> [RECORD EXCERPTS]
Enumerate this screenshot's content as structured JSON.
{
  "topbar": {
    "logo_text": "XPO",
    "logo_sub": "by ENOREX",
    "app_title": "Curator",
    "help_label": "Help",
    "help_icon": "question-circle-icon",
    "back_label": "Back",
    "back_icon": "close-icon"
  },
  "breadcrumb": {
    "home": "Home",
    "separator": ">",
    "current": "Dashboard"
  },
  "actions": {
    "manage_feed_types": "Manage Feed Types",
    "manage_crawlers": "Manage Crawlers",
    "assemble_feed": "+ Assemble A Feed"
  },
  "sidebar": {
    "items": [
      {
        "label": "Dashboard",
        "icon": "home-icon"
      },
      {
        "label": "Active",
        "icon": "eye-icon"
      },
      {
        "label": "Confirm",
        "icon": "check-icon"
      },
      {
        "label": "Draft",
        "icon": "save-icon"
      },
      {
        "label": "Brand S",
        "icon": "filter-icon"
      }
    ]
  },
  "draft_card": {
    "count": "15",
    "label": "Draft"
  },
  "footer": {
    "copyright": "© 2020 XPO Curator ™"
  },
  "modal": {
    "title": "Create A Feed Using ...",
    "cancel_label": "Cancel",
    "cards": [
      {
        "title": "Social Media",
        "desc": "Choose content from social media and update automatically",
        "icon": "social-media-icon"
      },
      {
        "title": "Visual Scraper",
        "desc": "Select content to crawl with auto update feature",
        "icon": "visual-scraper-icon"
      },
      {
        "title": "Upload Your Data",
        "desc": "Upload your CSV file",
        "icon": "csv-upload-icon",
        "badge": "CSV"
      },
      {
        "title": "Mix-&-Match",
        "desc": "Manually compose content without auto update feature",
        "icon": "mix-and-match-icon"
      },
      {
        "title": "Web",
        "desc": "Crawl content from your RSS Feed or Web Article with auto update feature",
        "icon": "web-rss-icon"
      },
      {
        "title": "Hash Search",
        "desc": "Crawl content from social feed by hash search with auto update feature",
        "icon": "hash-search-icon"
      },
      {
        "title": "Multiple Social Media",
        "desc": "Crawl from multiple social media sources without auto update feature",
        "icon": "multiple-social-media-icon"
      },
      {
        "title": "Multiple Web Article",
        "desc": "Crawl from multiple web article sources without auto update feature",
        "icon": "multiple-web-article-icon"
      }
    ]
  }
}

> [GOAL] Reply with the number of lines in the preceding entries that contain "update", and no other words.

> [ANSWER TO THIS TASK] 7